Texte extrait ▸
Dans cet article, nous verrons ensemble quelques questions fondamentales qu’il faut se poser afin d’imaginer des guerres crédibles.
1. Qui sont les belligérants ?
Les guerres ne se déclarent pas toutes seules. La première question à se poser lorsque l’on veut faire vivre une guerre à nos lecteurs à travers nos personnages, c’est de se demander : qui affronte qui ?
Le royaume dans lequel évolue notre protagoniste ? Une cité-État hostile et vindicative ? Un empire éternel qui, après avoir établi son joug sur la surface entière du continent, s’attaque maintenant au dernier royaume sur sa liste (et où vit votre héros) ?
Je vous conseille de faire un résumé des forces en présence, des royaumes, des villes et des pays qui sont impliqués dans cette guerre. Néanmoins, il faut aussi adapter le degré de détail que vous devez imaginer : si vous ne faites qu’effleurer quelques royaumes au cours de cette guerre, concentrez-vous sur eux et contentez-vous des généralités sur les autres. Il n’y a pas besoin de faire un arbre généalogique pour un royaume qui sera seulement mentionné deux fois dans le récit (sauf si vous aimez ça, et c’est tout à votre honneur), mais prenez en compte que cela vous prendra un certain temps.

Enregistrements fournis ▸
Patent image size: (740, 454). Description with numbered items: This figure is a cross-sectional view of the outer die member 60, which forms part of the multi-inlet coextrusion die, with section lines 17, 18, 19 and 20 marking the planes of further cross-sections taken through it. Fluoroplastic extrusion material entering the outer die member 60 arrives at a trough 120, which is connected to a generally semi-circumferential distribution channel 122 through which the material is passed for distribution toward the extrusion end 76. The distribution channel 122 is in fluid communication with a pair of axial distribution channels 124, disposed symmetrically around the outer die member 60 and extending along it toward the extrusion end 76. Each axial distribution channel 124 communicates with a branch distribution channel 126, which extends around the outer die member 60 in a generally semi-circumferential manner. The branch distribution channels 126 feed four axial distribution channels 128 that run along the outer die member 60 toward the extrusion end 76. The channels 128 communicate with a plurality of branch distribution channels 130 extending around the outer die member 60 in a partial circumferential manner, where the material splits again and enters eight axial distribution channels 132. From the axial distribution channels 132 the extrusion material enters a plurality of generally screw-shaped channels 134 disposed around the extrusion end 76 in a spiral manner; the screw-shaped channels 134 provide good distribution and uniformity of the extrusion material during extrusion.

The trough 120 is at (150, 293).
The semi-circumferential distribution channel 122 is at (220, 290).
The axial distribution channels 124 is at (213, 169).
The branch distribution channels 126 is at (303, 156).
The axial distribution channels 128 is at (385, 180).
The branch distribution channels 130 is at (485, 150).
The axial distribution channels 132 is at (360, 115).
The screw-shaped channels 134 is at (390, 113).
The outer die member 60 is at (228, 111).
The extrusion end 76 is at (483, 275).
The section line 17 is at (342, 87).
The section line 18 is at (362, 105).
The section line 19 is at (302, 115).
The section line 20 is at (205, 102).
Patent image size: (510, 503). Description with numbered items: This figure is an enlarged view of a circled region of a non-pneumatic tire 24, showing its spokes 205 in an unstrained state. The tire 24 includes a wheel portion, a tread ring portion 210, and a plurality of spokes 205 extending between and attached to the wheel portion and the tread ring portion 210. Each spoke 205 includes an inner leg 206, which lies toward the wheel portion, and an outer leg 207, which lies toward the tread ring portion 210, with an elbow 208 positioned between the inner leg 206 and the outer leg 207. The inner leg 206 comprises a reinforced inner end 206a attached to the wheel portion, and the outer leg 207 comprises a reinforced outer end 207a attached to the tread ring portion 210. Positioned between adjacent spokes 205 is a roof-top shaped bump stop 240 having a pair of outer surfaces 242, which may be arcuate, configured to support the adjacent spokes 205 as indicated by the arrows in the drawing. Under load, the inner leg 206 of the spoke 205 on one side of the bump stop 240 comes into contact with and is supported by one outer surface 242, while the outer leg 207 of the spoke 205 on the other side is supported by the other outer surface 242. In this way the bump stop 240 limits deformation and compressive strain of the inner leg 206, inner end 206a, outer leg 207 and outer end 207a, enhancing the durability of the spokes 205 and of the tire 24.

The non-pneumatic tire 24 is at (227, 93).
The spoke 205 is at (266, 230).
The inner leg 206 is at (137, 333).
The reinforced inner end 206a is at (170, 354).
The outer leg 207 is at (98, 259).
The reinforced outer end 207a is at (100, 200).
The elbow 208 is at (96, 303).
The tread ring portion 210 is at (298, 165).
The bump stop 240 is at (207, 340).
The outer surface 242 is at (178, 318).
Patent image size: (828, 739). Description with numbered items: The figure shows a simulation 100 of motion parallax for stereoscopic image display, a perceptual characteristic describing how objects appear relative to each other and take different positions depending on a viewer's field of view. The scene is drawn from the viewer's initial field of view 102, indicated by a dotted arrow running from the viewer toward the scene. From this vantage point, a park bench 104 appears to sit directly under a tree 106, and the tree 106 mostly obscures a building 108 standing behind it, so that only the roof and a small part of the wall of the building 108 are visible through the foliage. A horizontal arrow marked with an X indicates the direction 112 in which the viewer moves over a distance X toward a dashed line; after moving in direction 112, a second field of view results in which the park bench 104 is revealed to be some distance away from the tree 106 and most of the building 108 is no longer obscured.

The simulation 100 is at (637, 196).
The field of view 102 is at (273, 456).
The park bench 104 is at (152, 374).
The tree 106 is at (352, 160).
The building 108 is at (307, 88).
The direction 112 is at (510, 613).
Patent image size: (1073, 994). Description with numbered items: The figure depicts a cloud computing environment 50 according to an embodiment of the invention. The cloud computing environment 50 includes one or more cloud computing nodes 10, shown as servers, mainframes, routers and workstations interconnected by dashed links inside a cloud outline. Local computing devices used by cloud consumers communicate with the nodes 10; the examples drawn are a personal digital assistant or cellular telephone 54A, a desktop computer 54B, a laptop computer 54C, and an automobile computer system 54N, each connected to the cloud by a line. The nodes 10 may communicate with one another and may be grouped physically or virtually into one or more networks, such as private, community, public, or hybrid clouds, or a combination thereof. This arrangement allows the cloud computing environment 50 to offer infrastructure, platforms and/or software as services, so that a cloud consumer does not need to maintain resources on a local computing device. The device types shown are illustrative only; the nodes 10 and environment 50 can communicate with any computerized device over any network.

Consigne 1 ▸ Selon le texte extrait, quelle est la première question à se poser pour faire vivre une guerre aux lecteurs à travers les personnages ?
Consigne 2 ▸ Filtrez les enregistrements en ne conservant que les lignes qui contiennent la chaîne « spoke ». La casse compte.

Réponse rédigée 1 ▸ Il faut se demander : qui affronte qui ?

Réponse rédigée 2 ▸
Patent image size: (510, 503). Description with numbered items: This figure is an enlarged view of a circled region of a non-pneumatic tire 24, showing its spokes 205 in an unstrained state. The tire 24 includes a wheel portion, a tread ring portion 210, and a plurality of spokes 205 extending between and attached to the wheel portion and the tread ring portion 210. Each spoke 205 includes an inner leg 206, which lies toward the wheel portion, and an outer leg 207, which lies toward the tread ring portion 210, with an elbow 208 positioned between the inner leg 206 and the outer leg 207. The inner leg 206 comprises a reinforced inner end 206a attached to the wheel portion, and the outer leg 207 comprises a reinforced outer end 207a attached to the tread ring portion 210. Positioned between adjacent spokes 205 is a roof-top shaped bump stop 240 having a pair of outer surfaces 242, which may be arcuate, configured to support the adjacent spokes 205 as indicated by the arrows in the drawing. Under load, the inner leg 206 of the spoke 205 on one side of the bump stop 240 comes into contact with and is supported by one outer surface 242, while the outer leg 207 of the spoke 205 on the other side is supported by the other outer surface 242. In this way the bump stop 240 limits deformation and compressive strain of the inner leg 206, inner end 206a, outer leg 207 and outer end 207a, enhancing the durability of the spokes 205 and of the tire 24.
The spoke 205 is at (266, 230).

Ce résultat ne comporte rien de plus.